Consegna » Rinomina "home-button" in "start-button" nelle voci che vanno dall'inizio fino alla riga con "- menu-icon[interactable]: [30, 160, 106, 221]", questa compresa. Riscrivi solo quelle righe e lascia invariato tutto il resto.

━━━━━━━━

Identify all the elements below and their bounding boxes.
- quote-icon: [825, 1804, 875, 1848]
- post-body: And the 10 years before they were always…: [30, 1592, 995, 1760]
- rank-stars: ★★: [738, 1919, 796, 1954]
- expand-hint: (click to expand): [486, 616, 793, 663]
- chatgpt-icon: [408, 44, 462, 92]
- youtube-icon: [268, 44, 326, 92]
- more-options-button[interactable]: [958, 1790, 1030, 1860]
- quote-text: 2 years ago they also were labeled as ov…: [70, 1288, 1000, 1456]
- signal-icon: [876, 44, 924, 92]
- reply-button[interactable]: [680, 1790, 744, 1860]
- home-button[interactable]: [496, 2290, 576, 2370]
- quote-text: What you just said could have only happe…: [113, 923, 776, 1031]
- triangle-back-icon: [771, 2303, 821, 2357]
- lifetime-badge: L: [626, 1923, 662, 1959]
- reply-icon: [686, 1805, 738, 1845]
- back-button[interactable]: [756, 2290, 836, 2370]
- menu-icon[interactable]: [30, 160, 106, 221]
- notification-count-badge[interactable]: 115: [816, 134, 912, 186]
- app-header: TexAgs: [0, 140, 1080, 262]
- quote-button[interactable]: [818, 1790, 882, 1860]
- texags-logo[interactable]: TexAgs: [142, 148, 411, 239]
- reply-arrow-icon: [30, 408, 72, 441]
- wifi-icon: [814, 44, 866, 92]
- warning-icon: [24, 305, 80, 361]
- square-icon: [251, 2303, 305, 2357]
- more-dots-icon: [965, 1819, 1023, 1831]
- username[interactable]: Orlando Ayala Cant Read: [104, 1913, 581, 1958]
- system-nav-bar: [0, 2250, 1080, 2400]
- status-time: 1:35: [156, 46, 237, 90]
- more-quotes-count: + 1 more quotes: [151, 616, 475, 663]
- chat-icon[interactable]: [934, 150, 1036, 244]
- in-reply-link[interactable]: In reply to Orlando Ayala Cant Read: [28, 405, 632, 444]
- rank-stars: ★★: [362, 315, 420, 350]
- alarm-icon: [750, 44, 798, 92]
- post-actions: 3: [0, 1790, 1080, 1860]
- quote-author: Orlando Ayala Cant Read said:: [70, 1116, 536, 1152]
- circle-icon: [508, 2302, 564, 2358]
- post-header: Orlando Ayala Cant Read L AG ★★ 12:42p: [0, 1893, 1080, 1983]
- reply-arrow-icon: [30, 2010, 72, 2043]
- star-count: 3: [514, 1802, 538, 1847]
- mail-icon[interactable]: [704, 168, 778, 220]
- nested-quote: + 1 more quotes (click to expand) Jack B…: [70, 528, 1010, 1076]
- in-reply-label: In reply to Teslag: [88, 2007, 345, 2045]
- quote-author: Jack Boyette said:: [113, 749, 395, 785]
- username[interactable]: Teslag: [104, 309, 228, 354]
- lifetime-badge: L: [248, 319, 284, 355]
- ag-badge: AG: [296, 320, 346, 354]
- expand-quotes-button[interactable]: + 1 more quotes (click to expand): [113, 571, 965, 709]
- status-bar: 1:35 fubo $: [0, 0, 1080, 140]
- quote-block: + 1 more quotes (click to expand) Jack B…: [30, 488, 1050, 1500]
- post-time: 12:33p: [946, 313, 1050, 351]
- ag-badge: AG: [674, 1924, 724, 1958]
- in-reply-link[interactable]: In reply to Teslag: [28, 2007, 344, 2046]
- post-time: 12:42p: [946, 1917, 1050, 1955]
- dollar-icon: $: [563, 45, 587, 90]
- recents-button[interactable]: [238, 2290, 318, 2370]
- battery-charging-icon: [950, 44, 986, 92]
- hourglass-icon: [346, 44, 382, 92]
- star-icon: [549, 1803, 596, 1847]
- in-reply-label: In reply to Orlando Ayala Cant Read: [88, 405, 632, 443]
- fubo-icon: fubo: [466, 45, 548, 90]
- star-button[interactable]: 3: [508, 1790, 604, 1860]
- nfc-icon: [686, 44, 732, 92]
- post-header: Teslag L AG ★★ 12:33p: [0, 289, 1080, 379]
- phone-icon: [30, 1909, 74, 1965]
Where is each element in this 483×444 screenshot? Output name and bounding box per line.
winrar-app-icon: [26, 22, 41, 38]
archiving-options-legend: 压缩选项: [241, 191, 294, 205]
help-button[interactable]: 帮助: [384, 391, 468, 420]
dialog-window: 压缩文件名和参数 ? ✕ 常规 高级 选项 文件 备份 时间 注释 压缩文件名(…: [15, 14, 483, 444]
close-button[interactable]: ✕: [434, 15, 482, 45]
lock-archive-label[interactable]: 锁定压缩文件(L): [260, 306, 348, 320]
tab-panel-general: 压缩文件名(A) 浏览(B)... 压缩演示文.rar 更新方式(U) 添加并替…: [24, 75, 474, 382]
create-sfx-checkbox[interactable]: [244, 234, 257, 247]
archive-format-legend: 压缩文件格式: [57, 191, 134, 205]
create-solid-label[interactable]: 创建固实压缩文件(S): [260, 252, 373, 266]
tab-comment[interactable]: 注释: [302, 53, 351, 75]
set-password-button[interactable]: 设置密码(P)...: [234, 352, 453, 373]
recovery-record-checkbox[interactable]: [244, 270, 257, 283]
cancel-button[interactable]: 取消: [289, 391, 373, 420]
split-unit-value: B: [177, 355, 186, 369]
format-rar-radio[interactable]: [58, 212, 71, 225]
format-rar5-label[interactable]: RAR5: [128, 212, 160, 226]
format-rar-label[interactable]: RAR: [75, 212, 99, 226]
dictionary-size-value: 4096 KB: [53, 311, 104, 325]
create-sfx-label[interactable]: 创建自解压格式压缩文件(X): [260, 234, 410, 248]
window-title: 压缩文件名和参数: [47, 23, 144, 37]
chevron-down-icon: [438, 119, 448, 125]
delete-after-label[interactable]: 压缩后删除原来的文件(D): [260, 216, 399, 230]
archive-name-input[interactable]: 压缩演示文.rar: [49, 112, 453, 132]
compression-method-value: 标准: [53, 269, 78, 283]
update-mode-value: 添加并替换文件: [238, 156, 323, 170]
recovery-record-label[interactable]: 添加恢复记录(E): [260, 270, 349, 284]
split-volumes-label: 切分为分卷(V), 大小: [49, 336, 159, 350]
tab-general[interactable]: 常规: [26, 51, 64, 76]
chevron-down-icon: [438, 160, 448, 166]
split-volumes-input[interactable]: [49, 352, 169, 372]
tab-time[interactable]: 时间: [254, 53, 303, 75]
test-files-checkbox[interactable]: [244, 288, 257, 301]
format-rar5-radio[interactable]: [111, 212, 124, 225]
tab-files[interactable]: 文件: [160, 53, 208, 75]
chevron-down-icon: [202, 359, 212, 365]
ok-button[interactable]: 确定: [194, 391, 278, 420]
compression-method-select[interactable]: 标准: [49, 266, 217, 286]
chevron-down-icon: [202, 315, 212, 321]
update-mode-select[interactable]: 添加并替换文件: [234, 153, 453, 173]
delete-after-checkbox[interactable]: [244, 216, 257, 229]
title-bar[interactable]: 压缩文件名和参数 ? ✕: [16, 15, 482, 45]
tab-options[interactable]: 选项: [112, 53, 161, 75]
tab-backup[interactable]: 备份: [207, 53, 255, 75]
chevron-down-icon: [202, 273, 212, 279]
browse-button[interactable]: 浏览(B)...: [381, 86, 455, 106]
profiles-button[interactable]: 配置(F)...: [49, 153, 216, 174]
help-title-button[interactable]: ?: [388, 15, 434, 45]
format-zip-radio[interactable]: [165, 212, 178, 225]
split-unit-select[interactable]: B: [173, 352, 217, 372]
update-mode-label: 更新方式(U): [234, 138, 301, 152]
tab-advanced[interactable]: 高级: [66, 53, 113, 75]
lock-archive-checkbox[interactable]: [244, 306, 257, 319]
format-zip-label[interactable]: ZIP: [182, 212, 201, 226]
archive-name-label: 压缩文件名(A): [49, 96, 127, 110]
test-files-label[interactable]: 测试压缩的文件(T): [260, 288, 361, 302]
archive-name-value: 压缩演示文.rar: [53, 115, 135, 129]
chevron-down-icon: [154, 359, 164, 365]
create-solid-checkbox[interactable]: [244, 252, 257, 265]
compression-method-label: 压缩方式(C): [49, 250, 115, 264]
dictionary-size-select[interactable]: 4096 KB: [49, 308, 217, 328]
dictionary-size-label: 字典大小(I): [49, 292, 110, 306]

━━━━━━━━

Risultato »
Identify all the elements below and their bounding boxes.
- quote-icon: [825, 1804, 875, 1848]
- post-body: And the 10 years before they were always…: [30, 1592, 995, 1760]
- rank-stars: ★★: [738, 1919, 796, 1954]
- expand-hint: (click to expand): [486, 616, 793, 663]
- chatgpt-icon: [408, 44, 462, 92]
- youtube-icon: [268, 44, 326, 92]
- more-options-button[interactable]: [958, 1790, 1030, 1860]
- quote-text: 2 years ago they also were labeled as ov…: [70, 1288, 1000, 1456]
- signal-icon: [876, 44, 924, 92]
- reply-button[interactable]: [680, 1790, 744, 1860]
- start-button[interactable]: [496, 2290, 576, 2370]
- quote-text: What you just said could have only happe…: [113, 923, 776, 1031]
- triangle-back-icon: [771, 2303, 821, 2357]
- lifetime-badge: L: [626, 1923, 662, 1959]
- reply-icon: [686, 1805, 738, 1845]
- back-button[interactable]: [756, 2290, 836, 2370]
- menu-icon[interactable]: [30, 160, 106, 221]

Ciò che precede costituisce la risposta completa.